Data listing
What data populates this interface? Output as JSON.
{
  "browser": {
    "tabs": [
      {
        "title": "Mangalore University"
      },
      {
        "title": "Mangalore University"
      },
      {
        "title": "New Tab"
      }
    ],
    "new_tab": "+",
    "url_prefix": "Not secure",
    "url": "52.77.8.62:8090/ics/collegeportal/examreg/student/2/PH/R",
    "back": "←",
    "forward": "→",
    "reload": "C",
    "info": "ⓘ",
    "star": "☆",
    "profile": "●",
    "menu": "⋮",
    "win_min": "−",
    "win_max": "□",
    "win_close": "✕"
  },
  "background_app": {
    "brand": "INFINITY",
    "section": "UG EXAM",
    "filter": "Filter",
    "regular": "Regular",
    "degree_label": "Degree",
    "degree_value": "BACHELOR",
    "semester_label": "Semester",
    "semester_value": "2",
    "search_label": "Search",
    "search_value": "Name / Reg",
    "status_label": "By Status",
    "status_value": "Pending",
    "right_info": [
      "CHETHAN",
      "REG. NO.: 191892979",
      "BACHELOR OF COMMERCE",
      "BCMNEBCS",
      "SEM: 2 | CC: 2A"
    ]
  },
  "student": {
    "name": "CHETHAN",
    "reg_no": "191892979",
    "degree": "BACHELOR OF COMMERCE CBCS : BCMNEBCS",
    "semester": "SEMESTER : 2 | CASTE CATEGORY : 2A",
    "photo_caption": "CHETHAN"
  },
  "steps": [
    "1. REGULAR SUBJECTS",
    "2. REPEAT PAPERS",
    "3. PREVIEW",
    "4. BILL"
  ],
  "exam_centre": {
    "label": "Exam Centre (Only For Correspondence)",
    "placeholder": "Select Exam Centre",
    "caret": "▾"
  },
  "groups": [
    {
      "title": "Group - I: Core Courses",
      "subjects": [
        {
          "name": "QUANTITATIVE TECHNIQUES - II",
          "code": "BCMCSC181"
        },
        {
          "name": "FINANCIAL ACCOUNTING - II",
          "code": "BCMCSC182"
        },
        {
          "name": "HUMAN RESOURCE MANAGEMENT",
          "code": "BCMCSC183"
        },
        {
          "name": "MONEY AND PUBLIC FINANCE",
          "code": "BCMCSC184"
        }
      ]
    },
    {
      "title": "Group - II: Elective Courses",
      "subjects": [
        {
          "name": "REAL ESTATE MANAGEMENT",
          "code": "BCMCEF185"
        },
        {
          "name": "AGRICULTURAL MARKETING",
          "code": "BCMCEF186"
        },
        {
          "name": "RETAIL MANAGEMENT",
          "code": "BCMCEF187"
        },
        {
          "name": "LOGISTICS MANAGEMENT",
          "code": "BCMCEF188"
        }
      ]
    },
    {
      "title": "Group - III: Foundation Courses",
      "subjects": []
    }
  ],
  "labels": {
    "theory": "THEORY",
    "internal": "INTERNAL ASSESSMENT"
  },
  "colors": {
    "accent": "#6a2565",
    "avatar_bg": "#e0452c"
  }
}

**WRITTEN INSTRUCTION**
All of the entries above need to be reproduced exactly.

**FULL SOLUTION**
What data populates this interface? Output as JSON.
{
  "browser": {
    "tabs": [
      {
        "title": "Mangalore University"
      },
      {
        "title": "Mangalore University"
      },
      {
        "title": "New Tab"
      }
    ],
    "new_tab": "+",
    "url_prefix": "Not secure",
    "url": "52.77.8.62:8090/ics/collegeportal/examreg/student/2/PH/R",
    "back": "←",
    "forward": "→",
    "reload": "C",
    "info": "ⓘ",
    "star": "☆",
    "profile": "●",
    "menu": "⋮",
    "win_min": "−",
    "win_max": "□",
    "win_close": "✕"
  },
  "background_app": {
    "brand": "INFINITY",
    "section": "UG EXAM",
    "filter": "Filter",
    "regular": "Regular",
    "degree_label": "Degree",
    "degree_value": "BACHELOR",
    "semester_label": "Semester",
    "semester_value": "2",
    "search_label": "Search",
    "search_value": "Name / Reg",
    "status_label": "By Status",
    "status_value": "Pending",
    "right_info": [
      "CHETHAN",
      "REG. NO.: 191892979",
      "BACHELOR OF COMMERCE",
      "BCMNEBCS",
      "SEM: 2 | CC: 2A"
    ]
  },
  "student": {
    "name": "CHETHAN",
    "reg_no": "191892979",
    "degree": "BACHELOR OF COMMERCE CBCS : BCMNEBCS",
    "semester": "SEMESTER : 2 | CASTE CATEGORY : 2A",
    "photo_caption": "CHETHAN"
  },
  "steps": [
    "1. REGULAR SUBJECTS",
    "2. REPEAT PAPERS",
    "3. PREVIEW",
    "4. BILL"
  ],
  "exam_centre": {
    "label": "Exam Centre (Only For Correspondence)",
    "placeholder": "Select Exam Centre",
    "caret": "▾"
  },
  "groups": [
    {
      "title": "Group - I: Core Courses",
      "subjects": [
        {
          "name": "QUANTITATIVE TECHNIQUES - II",
          "code": "BCMCSC181"
        },
        {
          "name": "FINANCIAL ACCOUNTING - II",
          "code": "BCMCSC182"
        },
        {
          "name": "HUMAN RESOURCE MANAGEMENT",
          "code": "BCMCSC183"
        },
        {
          "name": "MONEY AND PUBLIC FINANCE",
          "code": "BCMCSC184"
        }
      ]
    },
    {
      "title": "Group - II: Elective Courses",
      "subjects": [
        {
          "name": "REAL ESTATE MANAGEMENT",
          "code": "BCMCEF185"
        },
        {
          "name": "AGRICULTURAL MARKETING",
          "code": "BCMCEF186"
        },
        {
          "name": "RETAIL MANAGEMENT",
          "code": "BCMCEF187"
        },
        {
          "name": "LOGISTICS MANAGEMENT",
          "code": "BCMCEF188"
        }
      ]
    },
    {
      "title": "Group - III: Foundation Courses",
      "subjects": []
    }
  ],
  "labels": {
    "theory": "THEORY",
    "internal": "INTERNAL ASSESSMENT"
  },
  "colors": {
    "accent": "#6a2565",
    "avatar_bg": "#e0452c"
  }
}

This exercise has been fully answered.